## Problem
Reproduce the material word for word; the images stay out.

------------

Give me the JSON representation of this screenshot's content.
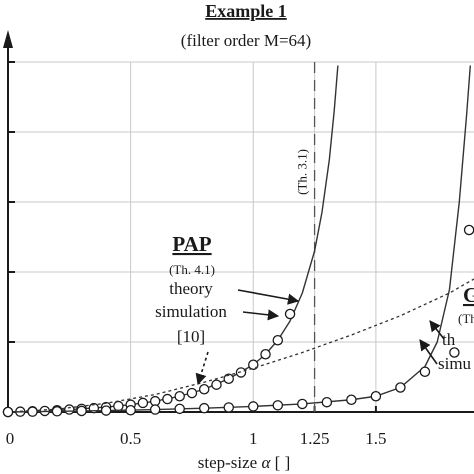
{
  "chart_data": {
    "type": "line",
    "title": "Example 1",
    "subtitle": "(filter order M=64)",
    "xlabel_prefix": "step-size",
    "xlabel_symbol": "α",
    "xlabel_suffix": "[ ]",
    "ylabel": "",
    "xlim": [
      0,
      1.9
    ],
    "ylim": [
      0,
      1
    ],
    "grid": true,
    "xticks": [
      {
        "value": 0,
        "label": "0"
      },
      {
        "value": 0.5,
        "label": "0.5"
      },
      {
        "value": 1,
        "label": "1"
      },
      {
        "value": 1.25,
        "label": "1.25"
      },
      {
        "value": 1.5,
        "label": "1.5"
      }
    ],
    "ytick_values": [
      0,
      0.2,
      0.4,
      0.6,
      0.8,
      1.0
    ],
    "vline": {
      "x": 1.25,
      "label": "(Th. 3.1)"
    },
    "series": [
      {
        "key": "pap_theory",
        "style": "solid",
        "x": [
          0.0,
          0.1,
          0.2,
          0.3,
          0.4,
          0.5,
          0.6,
          0.7,
          0.8,
          0.9,
          1.0,
          1.05,
          1.1,
          1.15,
          1.2,
          1.25,
          1.28,
          1.31,
          1.33,
          1.345
        ],
        "y": [
          0.0,
          0.002,
          0.005,
          0.009,
          0.014,
          0.021,
          0.031,
          0.045,
          0.065,
          0.095,
          0.135,
          0.165,
          0.205,
          0.26,
          0.34,
          0.46,
          0.57,
          0.72,
          0.86,
          0.99
        ]
      },
      {
        "key": "pap_simulation",
        "style": "markers",
        "x": [
          0.0,
          0.05,
          0.1,
          0.15,
          0.2,
          0.25,
          0.3,
          0.35,
          0.4,
          0.45,
          0.5,
          0.55,
          0.6,
          0.65,
          0.7,
          0.75,
          0.8,
          0.85,
          0.9,
          0.95,
          1.0,
          1.05,
          1.1,
          1.15
        ],
        "y": [
          0.0,
          0.001,
          0.002,
          0.003,
          0.005,
          0.007,
          0.009,
          0.011,
          0.014,
          0.017,
          0.021,
          0.026,
          0.031,
          0.037,
          0.045,
          0.054,
          0.065,
          0.078,
          0.095,
          0.113,
          0.135,
          0.165,
          0.205,
          0.28
        ]
      },
      {
        "key": "dotted_curve",
        "style": "dotted",
        "x": [
          0.0,
          0.2,
          0.4,
          0.6,
          0.8,
          1.0,
          1.2,
          1.4,
          1.6,
          1.8,
          1.9
        ],
        "y": [
          0.0,
          0.008,
          0.025,
          0.05,
          0.085,
          0.125,
          0.17,
          0.22,
          0.275,
          0.34,
          0.38
        ]
      },
      {
        "key": "second_theory",
        "style": "solid",
        "x": [
          0.0,
          0.2,
          0.4,
          0.6,
          0.8,
          1.0,
          1.2,
          1.4,
          1.5,
          1.6,
          1.7,
          1.75,
          1.8,
          1.84,
          1.87,
          1.885
        ],
        "y": [
          0.0,
          0.002,
          0.004,
          0.007,
          0.011,
          0.016,
          0.023,
          0.035,
          0.045,
          0.07,
          0.13,
          0.2,
          0.35,
          0.6,
          0.85,
          0.99
        ]
      },
      {
        "key": "second_simulation",
        "style": "markers",
        "x": [
          0.0,
          0.1,
          0.2,
          0.3,
          0.4,
          0.5,
          0.6,
          0.7,
          0.8,
          0.9,
          1.0,
          1.1,
          1.2,
          1.3,
          1.4,
          1.5,
          1.6,
          1.7,
          1.82,
          1.88
        ],
        "y": [
          0.0,
          0.001,
          0.002,
          0.003,
          0.004,
          0.005,
          0.007,
          0.009,
          0.011,
          0.013,
          0.016,
          0.019,
          0.023,
          0.028,
          0.035,
          0.045,
          0.07,
          0.115,
          0.17,
          0.52
        ]
      }
    ],
    "annotations": {
      "pap_heading": "PAP",
      "pap_ref": "(Th. 4.1)",
      "pap_theory": "theory",
      "pap_simulation": "simulation",
      "pap_cite": "[10]",
      "right_heading": "G",
      "right_ref": "(Th",
      "right_theory": "th",
      "right_simulation": "simu"
    }
  }
}
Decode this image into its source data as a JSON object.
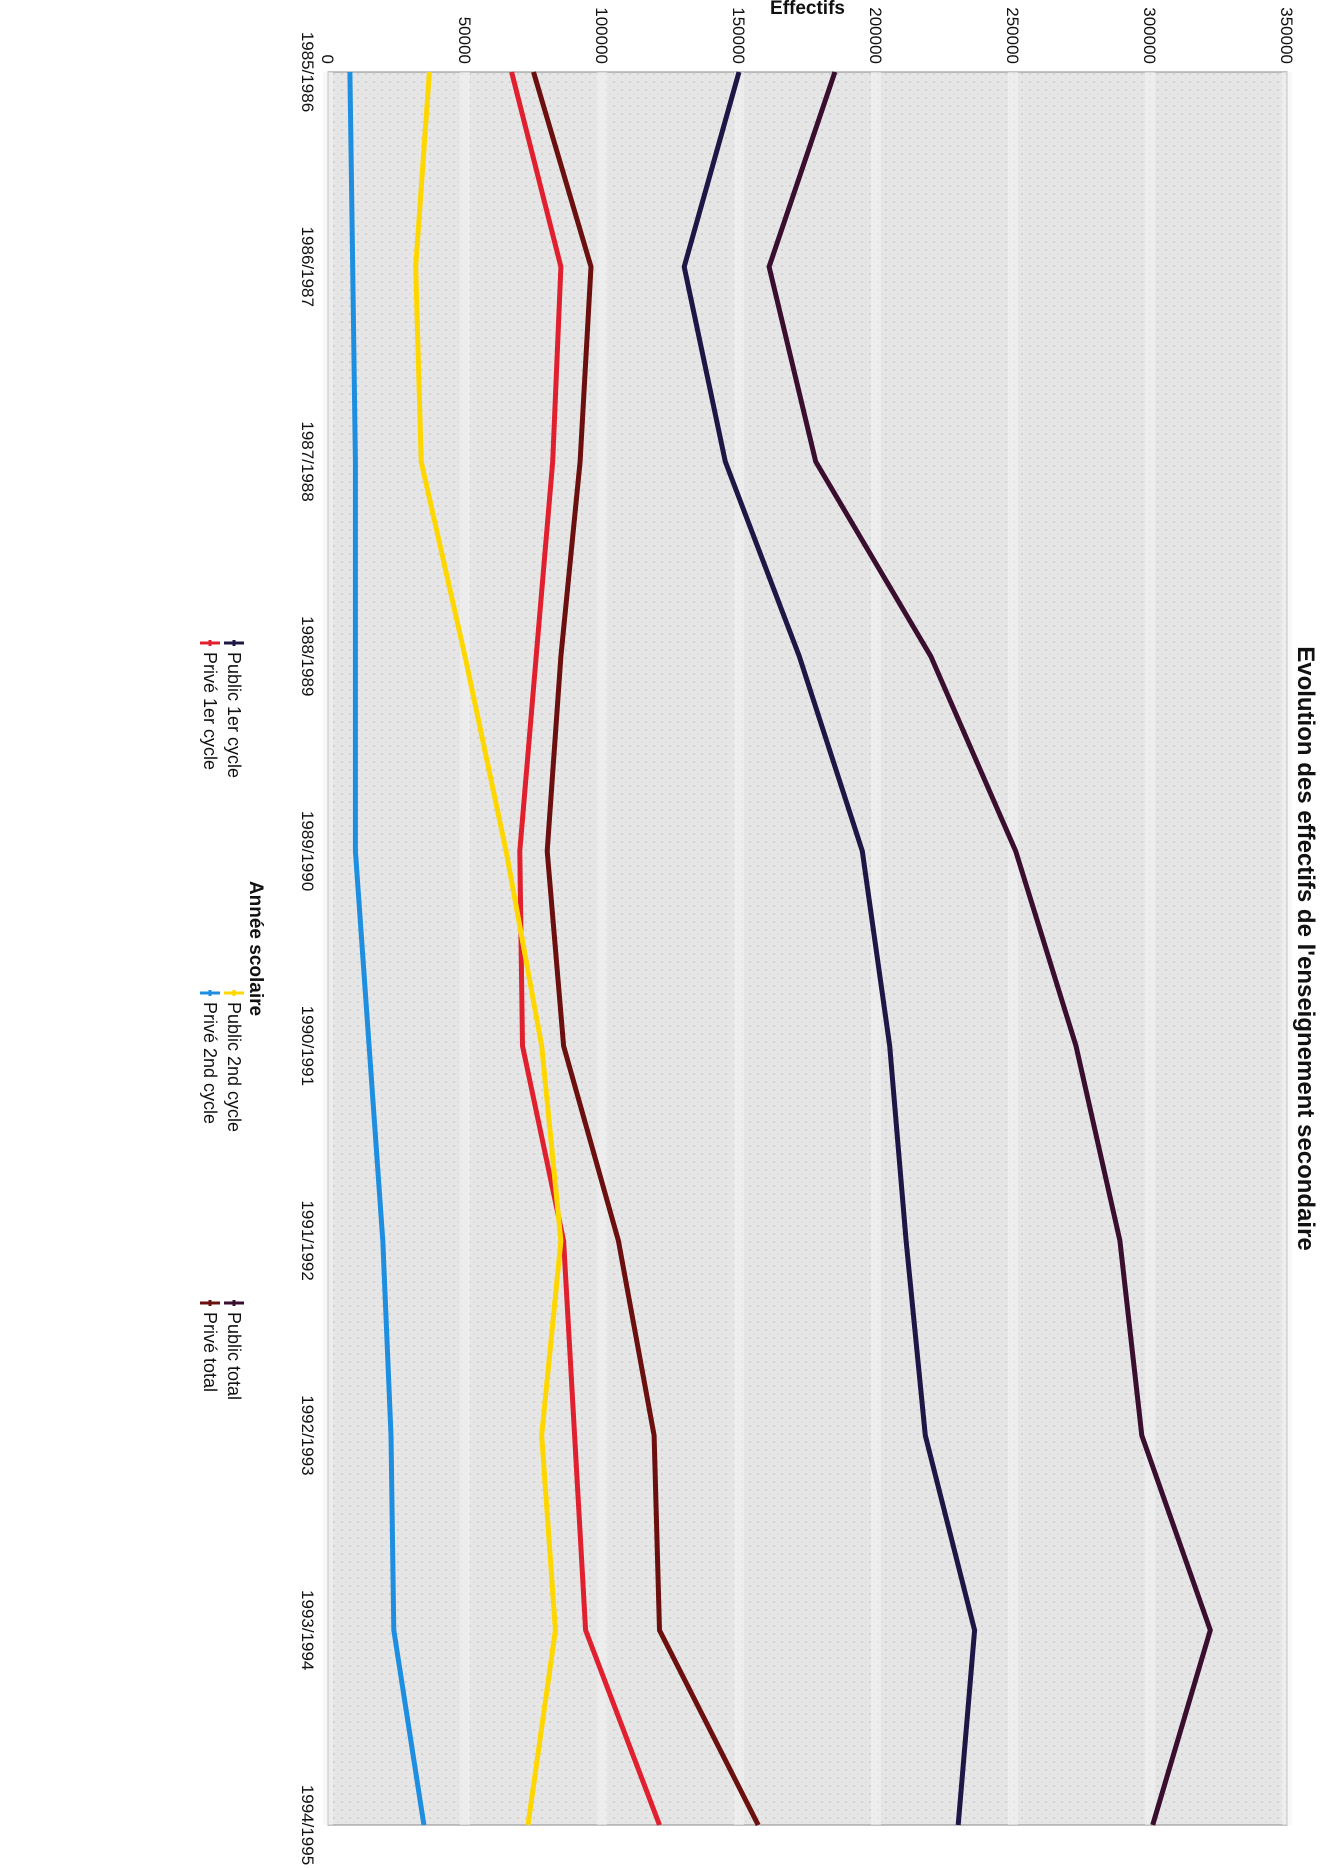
{
  "chart_data": {
    "type": "line",
    "title": "Evolution des effectifs de l'enseignement secondaire",
    "xlabel": "Année scolaire",
    "ylabel": "Effectifs",
    "categories": [
      "1985/1986",
      "1986/1987",
      "1987/1988",
      "1988/1989",
      "1989/1990",
      "1990/1991",
      "1991/1992",
      "1992/1993",
      "1993/1994",
      "1994/1995"
    ],
    "ylim": [
      0,
      350000
    ],
    "yticks": [
      "0",
      "50000",
      "100000",
      "150000",
      "200000",
      "250000",
      "300000",
      "350000"
    ],
    "grid": true,
    "orientation": "rotated-90-clockwise",
    "legend_position": "bottom",
    "series": [
      {
        "name": "Public 1er cycle",
        "color": "#1c1745",
        "values": [
          150000,
          130000,
          145000,
          172000,
          195000,
          205000,
          211000,
          218000,
          236000,
          230000
        ]
      },
      {
        "name": "Privé 1er cycle",
        "color": "#e0202e",
        "values": [
          67000,
          85000,
          82000,
          76000,
          70000,
          71000,
          86000,
          90000,
          94000,
          121000
        ]
      },
      {
        "name": "Public 2nd cycle",
        "color": "#ffd700",
        "values": [
          37000,
          32000,
          34000,
          50000,
          65000,
          78000,
          85000,
          78000,
          83000,
          73000
        ]
      },
      {
        "name": "Privé 2nd cycle",
        "color": "#1e8fe0",
        "values": [
          8000,
          9000,
          10000,
          10000,
          10000,
          15000,
          20000,
          23000,
          24000,
          35000
        ]
      },
      {
        "name": "Public total",
        "color": "#3a0e2e",
        "values": [
          185000,
          161000,
          178000,
          220000,
          251000,
          273000,
          289000,
          297000,
          322000,
          301000
        ]
      },
      {
        "name": "Privé total",
        "color": "#6b0f0f",
        "values": [
          75000,
          96000,
          92000,
          85000,
          80000,
          86000,
          106000,
          119000,
          121000,
          157000
        ]
      }
    ]
  }
}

------------

## Answer for this exercise
Give me the JSON representation of this screenshot's content.
{
  "chart_data": {
    "type": "line",
    "title": "Example 1",
    "subtitle": "(filter order M=64)",
    "xlabel_prefix": "step-size",
    "xlabel_symbol": "α",
    "xlabel_suffix": "[ ]",
    "ylabel": "",
    "xlim": [
      0,
      1.9
    ],
    "ylim": [
      0,
      1
    ],
    "grid": true,
    "xticks": [
      {
        "value": 0,
        "label": "0"
      },
      {
        "value": 0.5,
        "label": "0.5"
      },
      {
        "value": 1,
        "label": "1"
      },
      {
        "value": 1.25,
        "label": "1.25"
      },
      {
        "value": 1.5,
        "label": "1.5"
      }
    ],
    "ytick_values": [
      0,
      0.2,
      0.4,
      0.6,
      0.8,
      1.0
    ],
    "vline": {
      "x": 1.25,
      "label": "(Th. 3.1)"
    },
    "series": [
      {
        "key": "pap_theory",
        "style": "solid",
        "x": [
          0.0,
          0.1,
          0.2,
          0.3,
          0.4,
          0.5,
          0.6,
          0.7,
          0.8,
          0.9,
          1.0,
          1.05,
          1.1,
          1.15,
          1.2,
          1.25,
          1.28,
          1.31,
          1.33,
          1.345
        ],
        "y": [
          0.0,
          0.002,
          0.005,
          0.009,
          0.014,
          0.021,
          0.031,
          0.045,
          0.065,
          0.095,
          0.135,
          0.165,
          0.205,
          0.26,
          0.34,
          0.46,
          0.57,
          0.72,
          0.86,
          0.99
        ]
      },
      {
        "key": "pap_simulation",
        "style": "markers",
        "x": [
          0.0,
          0.05,
          0.1,
          0.15,
          0.2,
          0.25,
          0.3,
          0.35,
          0.4,
          0.45,
          0.5,
          0.55,
          0.6,
          0.65,
          0.7,
          0.75,
          0.8,
          0.85,
          0.9,
          0.95,
          1.0,
          1.05,
          1.1,
          1.15
        ],
        "y": [
          0.0,
          0.001,
          0.002,
          0.003,
          0.005,
          0.007,
          0.009,
          0.011,
          0.014,
          0.017,
          0.021,
          0.026,
          0.031,
          0.037,
          0.045,
          0.054,
          0.065,
          0.078,
          0.095,
          0.113,
          0.135,
          0.165,
          0.205,
          0.28
        ]
      },
      {
        "key": "dotted_curve",
        "style": "dotted",
        "x": [
          0.0,
          0.2,
          0.4,
          0.6,
          0.8,
          1.0,
          1.2,
          1.4,
          1.6,
          1.8,
          1.9
        ],
        "y": [
          0.0,
          0.008,
          0.025,
          0.05,
          0.085,
          0.125,
          0.17,
          0.22,
          0.275,
          0.34,
          0.38
        ]
      },
      {
        "key": "second_theory",
        "style": "solid",
        "x": [
          0.0,
          0.2,
          0.4,
          0.6,
          0.8,
          1.0,
          1.2,
          1.4,
          1.5,
          1.6,
          1.7,
          1.75,
          1.8,
          1.84,
          1.87,
          1.885
        ],
        "y": [
          0.0,
          0.002,
          0.004,
          0.007,
          0.011,
          0.016,
          0.023,
          0.035,
          0.045,
          0.07,
          0.13,
          0.2,
          0.35,
          0.6,
          0.85,
          0.99
        ]
      },
      {
        "key": "second_simulation",
        "style": "markers",
        "x": [
          0.0,
          0.1,
          0.2,
          0.3,
          0.4,
          0.5,
          0.6,
          0.7,
          0.8,
          0.9,
          1.0,
          1.1,
          1.2,
          1.3,
          1.4,
          1.5,
          1.6,
          1.7,
          1.82,
          1.88
        ],
        "y": [
          0.0,
          0.001,
          0.002,
          0.003,
          0.004,
          0.005,
          0.007,
          0.009,
          0.011,
          0.013,
          0.016,
          0.019,
          0.023,
          0.028,
          0.035,
          0.045,
          0.07,
          0.115,
          0.17,
          0.52
        ]
      }
    ],
    "annotations": {
      "pap_heading": "PAP",
      "pap_ref": "(Th. 4.1)",
      "pap_theory": "theory",
      "pap_simulation": "simulation",
      "pap_cite": "[10]",
      "right_heading": "G",
      "right_ref": "(Th",
      "right_theory": "th",
      "right_simulation": "simu"
    }
  }
}
Decode this image into its source data as a JSON object.
{
  "chart_data": {
    "type": "line",
    "title": "Evolution des effectifs de l'enseignement secondaire",
    "xlabel": "Année scolaire",
    "ylabel": "Effectifs",
    "categories": [
      "1985/1986",
      "1986/1987",
      "1987/1988",
      "1988/1989",
      "1989/1990",
      "1990/1991",
      "1991/1992",
      "1992/1993",
      "1993/1994",
      "1994/1995"
    ],
    "ylim": [
      0,
      350000
    ],
    "yticks": [
      "0",
      "50000",
      "100000",
      "150000",
      "200000",
      "250000",
      "300000",
      "350000"
    ],
    "grid": true,
    "orientation": "rotated-90-clockwise",
    "legend_position": "bottom",
    "series": [
      {
        "name": "Public 1er cycle",
        "color": "#1c1745",
        "values": [
          150000,
          130000,
          145000,
          172000,
          195000,
          205000,
          211000,
          218000,
          236000,
          230000
        ]
      },
      {
        "name": "Privé 1er cycle",
        "color": "#e0202e",
        "values": [
          67000,
          85000,
          82000,
          76000,
          70000,
          71000,
          86000,
          90000,
          94000,
          121000
        ]
      },
      {
        "name": "Public 2nd cycle",
        "color": "#ffd700",
        "values": [
          37000,
          32000,
          34000,
          50000,
          65000,
          78000,
          85000,
          78000,
          83000,
          73000
        ]
      },
      {
        "name": "Privé 2nd cycle",
        "color": "#1e8fe0",
        "values": [
          8000,
          9000,
          10000,
          10000,
          10000,
          15000,
          20000,
          23000,
          24000,
          35000
        ]
      },
      {
        "name": "Public total",
        "color": "#3a0e2e",
        "values": [
          185000,
          161000,
          178000,
          220000,
          251000,
          273000,
          289000,
          297000,
          322000,
          301000
        ]
      },
      {
        "name": "Privé total",
        "color": "#6b0f0f",
        "values": [
          75000,
          96000,
          92000,
          85000,
          80000,
          86000,
          106000,
          119000,
          121000,
          157000
        ]
      }
    ]
  }
}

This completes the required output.